§ **EXERCISE DESCRIPTION**
Pull every "Party" line out of the data below.

§ **DATA SUPPLIED**
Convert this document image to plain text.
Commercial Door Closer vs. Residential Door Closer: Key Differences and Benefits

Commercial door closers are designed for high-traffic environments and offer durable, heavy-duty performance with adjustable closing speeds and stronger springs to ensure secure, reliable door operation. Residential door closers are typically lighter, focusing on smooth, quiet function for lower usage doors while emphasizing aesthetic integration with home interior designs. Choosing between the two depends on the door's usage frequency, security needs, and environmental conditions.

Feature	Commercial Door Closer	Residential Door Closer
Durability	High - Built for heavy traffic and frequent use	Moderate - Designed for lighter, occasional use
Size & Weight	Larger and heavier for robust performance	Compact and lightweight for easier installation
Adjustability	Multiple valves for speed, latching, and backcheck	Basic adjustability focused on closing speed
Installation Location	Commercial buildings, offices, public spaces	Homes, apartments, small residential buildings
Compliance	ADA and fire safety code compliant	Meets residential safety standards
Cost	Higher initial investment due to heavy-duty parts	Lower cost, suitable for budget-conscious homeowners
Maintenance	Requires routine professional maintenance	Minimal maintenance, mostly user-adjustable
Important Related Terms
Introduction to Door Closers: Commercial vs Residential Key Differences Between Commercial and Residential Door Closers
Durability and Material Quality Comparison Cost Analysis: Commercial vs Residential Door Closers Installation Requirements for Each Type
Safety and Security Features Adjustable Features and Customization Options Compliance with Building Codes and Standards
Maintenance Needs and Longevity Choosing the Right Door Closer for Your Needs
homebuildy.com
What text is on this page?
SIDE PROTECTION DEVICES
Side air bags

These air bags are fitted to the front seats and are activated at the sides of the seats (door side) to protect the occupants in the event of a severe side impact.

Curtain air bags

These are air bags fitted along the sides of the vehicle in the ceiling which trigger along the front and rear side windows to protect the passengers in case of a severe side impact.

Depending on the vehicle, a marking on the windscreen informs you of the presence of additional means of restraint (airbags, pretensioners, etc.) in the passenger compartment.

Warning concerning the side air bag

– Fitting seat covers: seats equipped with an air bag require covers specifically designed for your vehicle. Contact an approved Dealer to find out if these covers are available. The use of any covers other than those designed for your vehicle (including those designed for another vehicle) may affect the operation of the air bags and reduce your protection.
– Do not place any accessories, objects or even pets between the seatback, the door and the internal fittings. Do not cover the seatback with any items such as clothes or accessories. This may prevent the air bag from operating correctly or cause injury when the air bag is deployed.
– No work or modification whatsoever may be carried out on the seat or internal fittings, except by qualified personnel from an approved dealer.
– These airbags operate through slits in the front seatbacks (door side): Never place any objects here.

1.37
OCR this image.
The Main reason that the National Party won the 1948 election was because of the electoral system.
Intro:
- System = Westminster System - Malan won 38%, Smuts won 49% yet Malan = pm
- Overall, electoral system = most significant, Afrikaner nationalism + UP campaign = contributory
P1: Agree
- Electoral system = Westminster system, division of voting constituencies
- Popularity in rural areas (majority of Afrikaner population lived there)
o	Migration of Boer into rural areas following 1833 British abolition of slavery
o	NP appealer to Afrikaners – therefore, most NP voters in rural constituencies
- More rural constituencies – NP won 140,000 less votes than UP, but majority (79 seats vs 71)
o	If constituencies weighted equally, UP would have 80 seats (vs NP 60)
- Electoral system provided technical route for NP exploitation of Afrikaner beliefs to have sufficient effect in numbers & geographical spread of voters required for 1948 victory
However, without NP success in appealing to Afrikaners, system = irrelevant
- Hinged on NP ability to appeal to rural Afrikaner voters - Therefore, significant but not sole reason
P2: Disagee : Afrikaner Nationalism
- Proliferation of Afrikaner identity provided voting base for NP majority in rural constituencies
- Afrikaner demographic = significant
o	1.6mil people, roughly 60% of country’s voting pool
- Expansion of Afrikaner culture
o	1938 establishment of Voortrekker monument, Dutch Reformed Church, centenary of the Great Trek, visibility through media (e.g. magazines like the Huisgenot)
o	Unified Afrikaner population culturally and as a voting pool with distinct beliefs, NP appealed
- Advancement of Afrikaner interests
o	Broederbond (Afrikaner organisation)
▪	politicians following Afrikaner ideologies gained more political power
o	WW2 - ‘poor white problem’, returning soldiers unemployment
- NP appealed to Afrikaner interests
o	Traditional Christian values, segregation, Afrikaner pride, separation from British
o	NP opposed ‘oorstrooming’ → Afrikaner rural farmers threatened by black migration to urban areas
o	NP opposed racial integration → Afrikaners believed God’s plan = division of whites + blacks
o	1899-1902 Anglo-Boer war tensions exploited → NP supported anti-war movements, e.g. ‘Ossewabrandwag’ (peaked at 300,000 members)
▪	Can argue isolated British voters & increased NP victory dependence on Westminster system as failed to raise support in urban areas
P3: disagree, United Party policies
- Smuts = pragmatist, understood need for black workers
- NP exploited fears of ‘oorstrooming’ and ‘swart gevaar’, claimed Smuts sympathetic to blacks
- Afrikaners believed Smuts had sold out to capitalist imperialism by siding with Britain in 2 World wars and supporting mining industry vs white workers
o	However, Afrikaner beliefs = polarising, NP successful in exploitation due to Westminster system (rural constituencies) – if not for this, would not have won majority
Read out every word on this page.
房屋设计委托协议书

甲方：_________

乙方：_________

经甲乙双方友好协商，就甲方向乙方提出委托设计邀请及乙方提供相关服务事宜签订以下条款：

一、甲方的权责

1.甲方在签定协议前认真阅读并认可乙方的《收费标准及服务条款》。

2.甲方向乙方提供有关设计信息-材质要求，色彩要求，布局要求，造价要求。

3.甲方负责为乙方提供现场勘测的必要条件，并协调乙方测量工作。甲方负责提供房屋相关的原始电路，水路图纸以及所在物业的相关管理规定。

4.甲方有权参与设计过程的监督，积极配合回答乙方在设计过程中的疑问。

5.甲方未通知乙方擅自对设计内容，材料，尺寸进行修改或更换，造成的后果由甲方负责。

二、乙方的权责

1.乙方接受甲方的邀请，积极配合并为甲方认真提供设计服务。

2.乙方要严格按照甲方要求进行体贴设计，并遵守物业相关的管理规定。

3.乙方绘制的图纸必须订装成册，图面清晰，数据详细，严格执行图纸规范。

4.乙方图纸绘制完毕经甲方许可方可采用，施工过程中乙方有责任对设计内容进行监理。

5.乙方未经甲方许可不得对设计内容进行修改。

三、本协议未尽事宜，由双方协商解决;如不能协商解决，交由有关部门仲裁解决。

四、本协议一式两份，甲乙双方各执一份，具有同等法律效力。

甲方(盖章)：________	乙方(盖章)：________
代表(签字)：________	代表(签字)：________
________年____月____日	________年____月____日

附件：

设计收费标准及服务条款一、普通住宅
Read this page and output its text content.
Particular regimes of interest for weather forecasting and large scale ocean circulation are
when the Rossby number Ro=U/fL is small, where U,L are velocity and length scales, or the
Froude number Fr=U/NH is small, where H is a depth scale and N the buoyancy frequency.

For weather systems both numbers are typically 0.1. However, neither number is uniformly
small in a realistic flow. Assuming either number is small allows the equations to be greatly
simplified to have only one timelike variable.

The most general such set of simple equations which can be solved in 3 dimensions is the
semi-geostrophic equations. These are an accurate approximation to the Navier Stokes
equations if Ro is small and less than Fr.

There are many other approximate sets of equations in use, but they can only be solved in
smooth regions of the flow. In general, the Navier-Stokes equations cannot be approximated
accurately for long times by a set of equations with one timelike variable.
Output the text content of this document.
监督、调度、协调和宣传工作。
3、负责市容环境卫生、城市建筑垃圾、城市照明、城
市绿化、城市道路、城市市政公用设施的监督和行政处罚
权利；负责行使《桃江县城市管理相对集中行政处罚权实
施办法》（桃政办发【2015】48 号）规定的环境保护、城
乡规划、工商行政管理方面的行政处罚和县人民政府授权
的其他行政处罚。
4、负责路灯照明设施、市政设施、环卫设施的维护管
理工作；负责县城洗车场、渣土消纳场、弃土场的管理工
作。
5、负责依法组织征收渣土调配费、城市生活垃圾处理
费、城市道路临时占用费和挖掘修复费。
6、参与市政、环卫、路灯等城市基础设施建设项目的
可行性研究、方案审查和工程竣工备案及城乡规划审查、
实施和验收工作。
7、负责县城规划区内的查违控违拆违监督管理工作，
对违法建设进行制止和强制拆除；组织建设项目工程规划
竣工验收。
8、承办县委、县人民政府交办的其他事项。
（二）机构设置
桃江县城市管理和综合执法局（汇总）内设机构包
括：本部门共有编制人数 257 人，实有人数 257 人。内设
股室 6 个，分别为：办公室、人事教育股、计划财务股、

§ **PROBLEM SOLUTION**
The Main reason that the National Party won the 1948 election was because of the electoral system.
P3: disagree, United Party policies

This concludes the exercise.